§ Exercise
Produce an exact transcription of the listing below, omitting the pictures.

§ Records supplied
################
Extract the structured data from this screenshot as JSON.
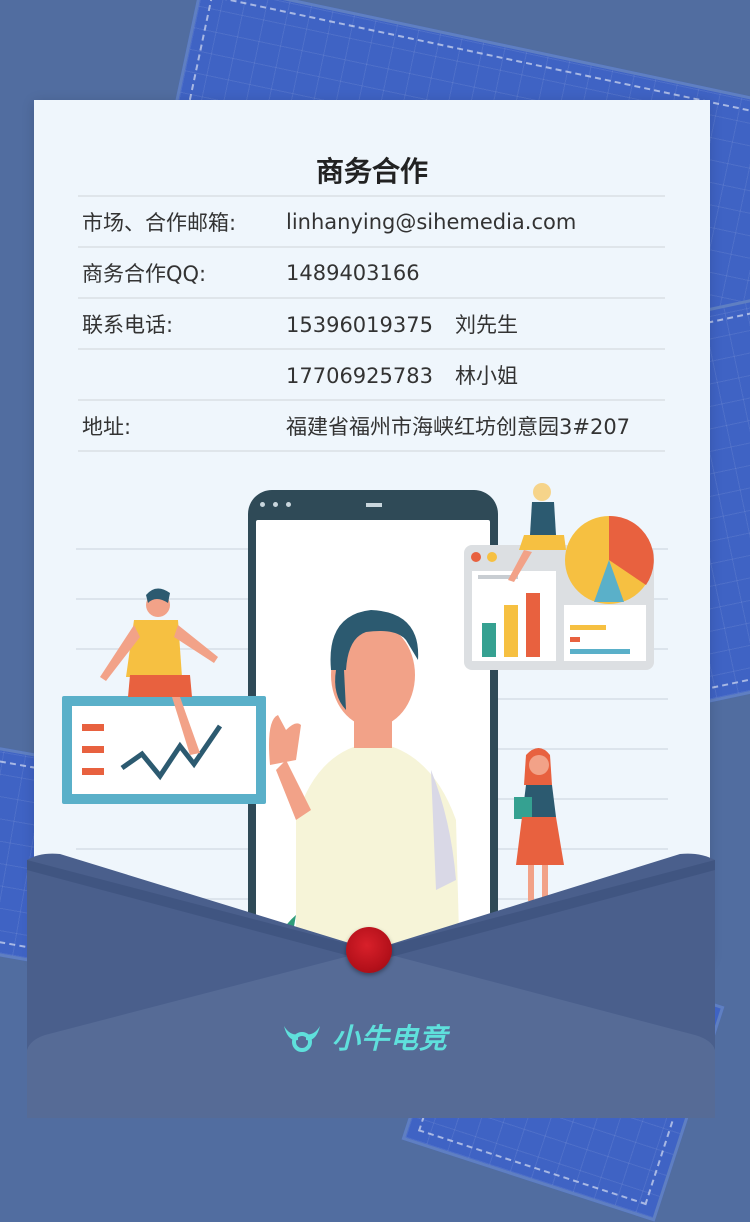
{
  "card": {
    "title": "商务合作",
    "rows": [
      {
        "label": "市场、合作邮箱:",
        "value": "linhanying@sihemedia.com"
      },
      {
        "label": "商务合作QQ:",
        "value": "1489403166"
      },
      {
        "label": "联系电话:",
        "value": "15396019375",
        "person": "刘先生"
      },
      {
        "label": "",
        "value": "17706925783",
        "person": "林小姐"
      },
      {
        "label": "地址:",
        "value": "福建省福州市海峡红坊创意园3#207"
      }
    ]
  },
  "brand": {
    "name": "小牛电竞",
    "color": "#5fe0dc"
  },
  "colors": {
    "background": "#516da0",
    "paper": "#eff6fc",
    "envelope": "#3f5684",
    "seal": "#c4141e"
  }
}
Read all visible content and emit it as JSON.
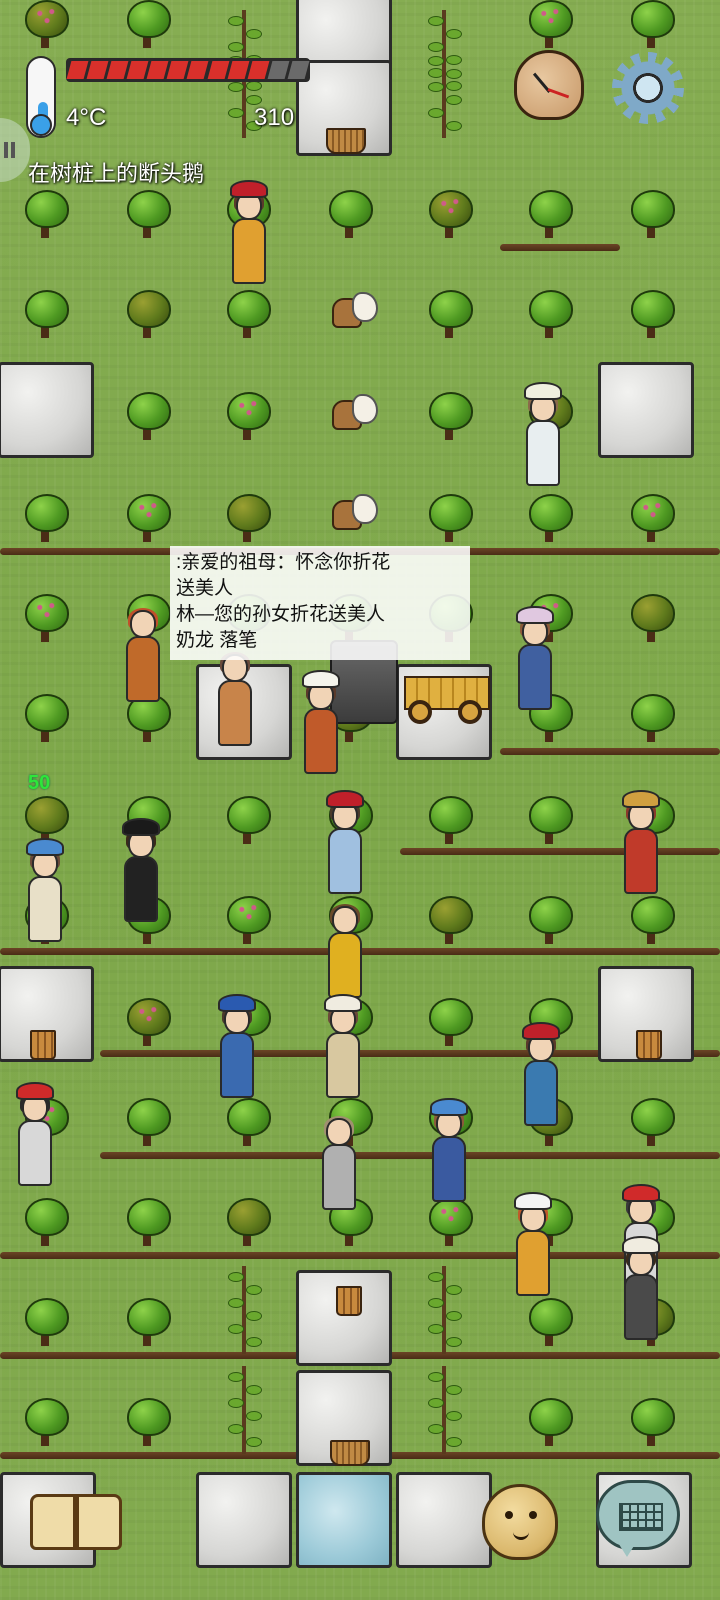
{
  "hud": {
    "temperature": "4°C",
    "temperature_icon": "thermometer-icon",
    "food_pips_total": 12,
    "food_pips_filled": 10,
    "age": "310",
    "hover_object": "在树桩上的断头鹅",
    "clock_icon": "clock-icon",
    "settings_icon": "gear-icon",
    "yum_bonus": "50"
  },
  "speech": {
    "lines": [
      ":亲爱的祖母：怀念你折花",
      "送美人",
      "林—您的孙女折花送美人",
      "奶龙 落笔"
    ]
  },
  "bottom_bar": {
    "tech_book_icon": "book-icon",
    "emote_icon": "potato-face-icon",
    "chat_icon": "keyboard-icon"
  },
  "colors": {
    "grass": "#7fa84c",
    "food_full": "#d9302b",
    "food_empty": "#6a6a6a",
    "yum_text": "#2ee63a"
  }
}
################
§ Output for this exercise
Extract the structured data from this screenshot as JSON.
{
  "card": {
    "title": "商务合作",
    "rows": [
      {
        "label": "市场、合作邮箱:",
        "value": "linhanying@sihemedia.com"
      },
      {
        "label": "商务合作QQ:",
        "value": "1489403166"
      },
      {
        "label": "联系电话:",
        "value": "15396019375",
        "person": "刘先生"
      },
      {
        "label": "",
        "value": "17706925783",
        "person": "林小姐"
      },
      {
        "label": "地址:",
        "value": "福建省福州市海峡红坊创意园3#207"
      }
    ]
  },
  "brand": {
    "name": "小牛电竞",
    "color": "#5fe0dc"
  },
  "colors": {
    "background": "#516da0",
    "paper": "#eff6fc",
    "envelope": "#3f5684",
    "seal": "#c4141e"
  }
}
Read all visible content and emit it as JSON.
{
  "hud": {
    "temperature": "4°C",
    "temperature_icon": "thermometer-icon",
    "food_pips_total": 12,
    "food_pips_filled": 10,
    "age": "310",
    "hover_object": "在树桩上的断头鹅",
    "clock_icon": "clock-icon",
    "settings_icon": "gear-icon",
    "yum_bonus": "50"
  },
  "speech": {
    "lines": [
      ":亲爱的祖母：怀念你折花",
      "送美人",
      "林—您的孙女折花送美人",
      "奶龙 落笔"
    ]
  },
  "bottom_bar": {
    "tech_book_icon": "book-icon",
    "emote_icon": "potato-face-icon",
    "chat_icon": "keyboard-icon"
  },
  "colors": {
    "grass": "#7fa84c",
    "food_full": "#d9302b",
    "food_empty": "#6a6a6a",
    "yum_text": "#2ee63a"
  }
}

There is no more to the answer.